[AIM OF THE TASK] Locate the string "icon" in the listing below. Copy every line where it is found.

[Some records]
________________________

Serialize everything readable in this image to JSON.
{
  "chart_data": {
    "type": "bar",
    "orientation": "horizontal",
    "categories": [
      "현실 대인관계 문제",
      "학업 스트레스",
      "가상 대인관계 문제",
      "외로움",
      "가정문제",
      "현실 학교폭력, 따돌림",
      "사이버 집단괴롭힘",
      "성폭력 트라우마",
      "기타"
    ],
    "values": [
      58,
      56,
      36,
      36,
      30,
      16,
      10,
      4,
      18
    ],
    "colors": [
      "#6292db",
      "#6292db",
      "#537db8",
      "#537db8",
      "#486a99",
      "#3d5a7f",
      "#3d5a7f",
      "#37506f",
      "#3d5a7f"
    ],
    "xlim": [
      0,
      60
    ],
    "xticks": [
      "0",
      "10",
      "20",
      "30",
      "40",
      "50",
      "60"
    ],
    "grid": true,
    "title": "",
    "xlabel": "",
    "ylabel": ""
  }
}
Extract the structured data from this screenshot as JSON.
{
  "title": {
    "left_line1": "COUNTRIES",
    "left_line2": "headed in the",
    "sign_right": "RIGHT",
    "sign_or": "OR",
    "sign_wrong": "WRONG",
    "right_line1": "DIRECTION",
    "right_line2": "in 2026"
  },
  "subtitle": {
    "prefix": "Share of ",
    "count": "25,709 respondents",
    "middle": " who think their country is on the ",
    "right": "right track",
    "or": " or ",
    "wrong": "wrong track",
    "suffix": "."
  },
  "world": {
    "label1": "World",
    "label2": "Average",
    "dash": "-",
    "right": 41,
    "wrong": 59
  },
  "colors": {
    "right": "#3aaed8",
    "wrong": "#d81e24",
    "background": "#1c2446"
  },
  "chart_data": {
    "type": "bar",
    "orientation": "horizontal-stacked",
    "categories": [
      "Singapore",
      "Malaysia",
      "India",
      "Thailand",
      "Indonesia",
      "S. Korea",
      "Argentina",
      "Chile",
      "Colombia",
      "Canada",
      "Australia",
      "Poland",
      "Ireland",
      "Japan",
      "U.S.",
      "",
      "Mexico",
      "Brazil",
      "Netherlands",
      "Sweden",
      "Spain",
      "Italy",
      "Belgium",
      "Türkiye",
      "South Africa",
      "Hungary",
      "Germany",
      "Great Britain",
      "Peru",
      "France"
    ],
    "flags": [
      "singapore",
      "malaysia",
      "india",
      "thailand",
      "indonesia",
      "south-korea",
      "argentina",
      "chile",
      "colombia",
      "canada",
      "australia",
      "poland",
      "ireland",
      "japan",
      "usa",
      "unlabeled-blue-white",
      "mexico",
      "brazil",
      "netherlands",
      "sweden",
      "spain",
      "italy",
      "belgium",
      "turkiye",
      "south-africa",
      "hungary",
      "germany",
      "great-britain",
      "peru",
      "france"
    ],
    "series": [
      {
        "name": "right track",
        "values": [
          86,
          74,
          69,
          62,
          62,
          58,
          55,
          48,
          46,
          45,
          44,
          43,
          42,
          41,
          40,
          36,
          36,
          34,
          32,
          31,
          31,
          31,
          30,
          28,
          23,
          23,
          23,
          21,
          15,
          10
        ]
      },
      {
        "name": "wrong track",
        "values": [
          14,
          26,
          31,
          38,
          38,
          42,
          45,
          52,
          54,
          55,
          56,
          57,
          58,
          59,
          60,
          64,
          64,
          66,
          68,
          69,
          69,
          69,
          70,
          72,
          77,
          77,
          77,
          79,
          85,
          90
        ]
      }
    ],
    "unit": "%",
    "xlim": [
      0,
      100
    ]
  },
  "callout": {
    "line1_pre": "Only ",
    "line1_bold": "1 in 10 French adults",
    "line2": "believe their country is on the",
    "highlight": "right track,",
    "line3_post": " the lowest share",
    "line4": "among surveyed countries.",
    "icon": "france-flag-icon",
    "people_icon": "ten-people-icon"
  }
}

________________________

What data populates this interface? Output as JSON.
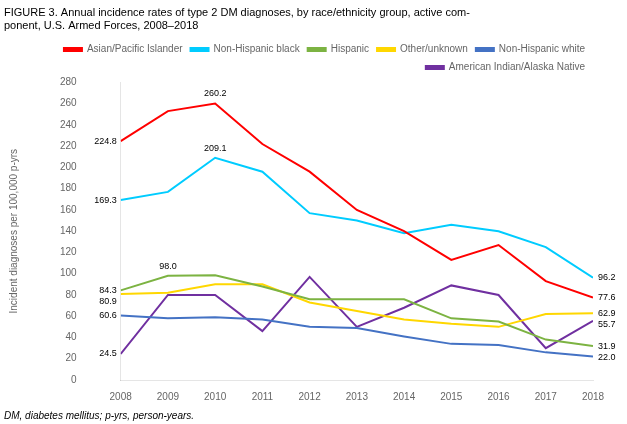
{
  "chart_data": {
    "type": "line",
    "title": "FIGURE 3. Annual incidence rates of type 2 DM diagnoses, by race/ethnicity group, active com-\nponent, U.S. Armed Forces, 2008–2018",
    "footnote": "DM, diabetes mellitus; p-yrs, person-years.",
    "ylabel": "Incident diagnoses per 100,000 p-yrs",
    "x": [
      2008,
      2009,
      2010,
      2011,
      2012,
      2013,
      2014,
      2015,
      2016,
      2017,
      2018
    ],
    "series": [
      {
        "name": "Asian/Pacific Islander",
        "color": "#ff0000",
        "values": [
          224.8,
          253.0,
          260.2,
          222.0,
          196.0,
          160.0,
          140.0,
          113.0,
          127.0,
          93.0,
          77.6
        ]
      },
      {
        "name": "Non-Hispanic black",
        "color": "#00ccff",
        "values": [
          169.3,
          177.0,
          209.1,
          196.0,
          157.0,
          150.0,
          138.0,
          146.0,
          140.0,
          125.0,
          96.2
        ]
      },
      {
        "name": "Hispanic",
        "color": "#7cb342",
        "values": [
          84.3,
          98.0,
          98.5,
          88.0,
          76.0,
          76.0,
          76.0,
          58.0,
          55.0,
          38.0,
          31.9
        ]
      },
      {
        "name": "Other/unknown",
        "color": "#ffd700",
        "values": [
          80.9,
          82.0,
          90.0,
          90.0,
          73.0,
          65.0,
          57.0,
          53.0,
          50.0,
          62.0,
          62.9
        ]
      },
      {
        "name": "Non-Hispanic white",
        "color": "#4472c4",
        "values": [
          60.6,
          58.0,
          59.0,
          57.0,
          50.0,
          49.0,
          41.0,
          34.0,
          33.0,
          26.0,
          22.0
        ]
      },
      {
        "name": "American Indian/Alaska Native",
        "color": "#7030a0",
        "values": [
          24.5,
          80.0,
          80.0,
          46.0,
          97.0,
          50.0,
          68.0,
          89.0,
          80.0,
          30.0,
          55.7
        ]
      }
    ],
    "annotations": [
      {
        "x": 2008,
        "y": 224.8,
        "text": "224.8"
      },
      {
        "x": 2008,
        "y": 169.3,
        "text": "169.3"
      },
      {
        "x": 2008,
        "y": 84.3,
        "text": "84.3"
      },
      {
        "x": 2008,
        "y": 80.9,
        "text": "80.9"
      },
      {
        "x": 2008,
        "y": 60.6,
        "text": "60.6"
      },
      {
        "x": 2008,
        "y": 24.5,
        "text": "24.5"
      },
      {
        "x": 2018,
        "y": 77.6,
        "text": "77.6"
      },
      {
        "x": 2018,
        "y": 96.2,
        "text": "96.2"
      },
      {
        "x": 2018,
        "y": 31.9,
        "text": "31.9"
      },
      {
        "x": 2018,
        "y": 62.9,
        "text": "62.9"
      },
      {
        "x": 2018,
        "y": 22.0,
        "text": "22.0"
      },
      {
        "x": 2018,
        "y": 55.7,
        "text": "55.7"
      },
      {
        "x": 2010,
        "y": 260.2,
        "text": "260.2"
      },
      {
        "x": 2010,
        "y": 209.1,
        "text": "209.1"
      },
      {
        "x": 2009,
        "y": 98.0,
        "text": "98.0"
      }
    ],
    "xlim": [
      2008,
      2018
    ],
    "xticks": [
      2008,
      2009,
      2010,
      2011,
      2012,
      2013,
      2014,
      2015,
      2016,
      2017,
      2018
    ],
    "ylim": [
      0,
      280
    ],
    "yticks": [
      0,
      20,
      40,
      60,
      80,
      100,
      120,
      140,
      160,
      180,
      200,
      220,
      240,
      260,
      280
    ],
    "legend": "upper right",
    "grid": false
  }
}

________________________

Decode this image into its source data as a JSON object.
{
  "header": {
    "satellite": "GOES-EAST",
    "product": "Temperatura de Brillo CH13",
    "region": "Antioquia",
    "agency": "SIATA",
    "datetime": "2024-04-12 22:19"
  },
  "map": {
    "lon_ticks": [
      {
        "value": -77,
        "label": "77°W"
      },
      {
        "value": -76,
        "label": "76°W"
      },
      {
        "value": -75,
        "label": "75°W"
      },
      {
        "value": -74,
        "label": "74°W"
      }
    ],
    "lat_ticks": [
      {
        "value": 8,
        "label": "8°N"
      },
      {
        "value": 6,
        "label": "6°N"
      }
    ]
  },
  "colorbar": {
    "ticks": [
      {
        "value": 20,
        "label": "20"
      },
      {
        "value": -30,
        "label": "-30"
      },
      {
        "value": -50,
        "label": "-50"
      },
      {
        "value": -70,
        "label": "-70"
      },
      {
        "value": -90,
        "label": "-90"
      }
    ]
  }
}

________________________

[COMPLETED TASK]
    "icon": "france-flag-icon",
    "people_icon": "ten-people-icon"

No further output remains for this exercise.